Saved data entries
_____
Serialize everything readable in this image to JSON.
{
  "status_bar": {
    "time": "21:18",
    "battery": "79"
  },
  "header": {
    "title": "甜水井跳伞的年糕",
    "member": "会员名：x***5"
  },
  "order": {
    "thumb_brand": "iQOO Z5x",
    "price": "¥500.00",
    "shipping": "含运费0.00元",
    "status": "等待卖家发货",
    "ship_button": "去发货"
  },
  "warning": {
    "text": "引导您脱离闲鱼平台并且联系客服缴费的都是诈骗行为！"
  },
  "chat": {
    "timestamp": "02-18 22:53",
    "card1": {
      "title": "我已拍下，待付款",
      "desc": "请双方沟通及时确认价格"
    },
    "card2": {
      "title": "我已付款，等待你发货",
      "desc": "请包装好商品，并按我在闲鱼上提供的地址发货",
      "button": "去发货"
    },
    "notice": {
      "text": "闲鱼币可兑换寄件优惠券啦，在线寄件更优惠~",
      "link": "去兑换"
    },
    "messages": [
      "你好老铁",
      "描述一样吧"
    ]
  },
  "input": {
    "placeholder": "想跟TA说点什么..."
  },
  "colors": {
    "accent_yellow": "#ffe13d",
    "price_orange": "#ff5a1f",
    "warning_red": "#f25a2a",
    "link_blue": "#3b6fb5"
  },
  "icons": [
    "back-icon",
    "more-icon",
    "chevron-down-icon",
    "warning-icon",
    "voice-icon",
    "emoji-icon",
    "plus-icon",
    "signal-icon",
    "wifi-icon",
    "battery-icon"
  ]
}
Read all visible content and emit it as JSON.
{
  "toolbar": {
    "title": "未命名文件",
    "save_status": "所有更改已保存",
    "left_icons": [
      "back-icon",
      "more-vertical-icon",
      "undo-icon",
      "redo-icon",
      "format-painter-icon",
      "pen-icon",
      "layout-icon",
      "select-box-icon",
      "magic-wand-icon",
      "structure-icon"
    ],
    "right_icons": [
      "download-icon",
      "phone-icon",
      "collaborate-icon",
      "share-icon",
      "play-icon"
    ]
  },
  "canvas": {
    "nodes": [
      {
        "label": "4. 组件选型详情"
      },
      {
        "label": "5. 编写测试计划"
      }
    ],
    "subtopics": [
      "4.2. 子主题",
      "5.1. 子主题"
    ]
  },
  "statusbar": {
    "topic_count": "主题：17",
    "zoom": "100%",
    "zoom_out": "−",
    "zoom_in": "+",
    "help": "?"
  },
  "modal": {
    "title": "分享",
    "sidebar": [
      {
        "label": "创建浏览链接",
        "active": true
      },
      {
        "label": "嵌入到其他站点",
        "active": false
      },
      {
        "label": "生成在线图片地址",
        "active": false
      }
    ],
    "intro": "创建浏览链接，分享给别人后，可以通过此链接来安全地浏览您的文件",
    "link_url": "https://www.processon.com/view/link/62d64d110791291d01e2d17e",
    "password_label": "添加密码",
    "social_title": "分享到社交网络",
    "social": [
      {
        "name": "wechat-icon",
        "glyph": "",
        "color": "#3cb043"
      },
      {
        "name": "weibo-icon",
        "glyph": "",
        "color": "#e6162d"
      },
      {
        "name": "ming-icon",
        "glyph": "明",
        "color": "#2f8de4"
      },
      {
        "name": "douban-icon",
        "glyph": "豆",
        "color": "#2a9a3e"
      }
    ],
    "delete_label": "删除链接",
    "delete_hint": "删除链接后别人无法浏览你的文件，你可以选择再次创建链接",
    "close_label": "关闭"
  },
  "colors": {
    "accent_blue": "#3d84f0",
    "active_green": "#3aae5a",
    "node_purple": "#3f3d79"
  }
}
_____
:: Written exercise ::
List every line above containing the word "JSON".

:: Response to the exercise ::
Serialize everything readable in this image to JSON.
Read all visible content and emit it as JSON.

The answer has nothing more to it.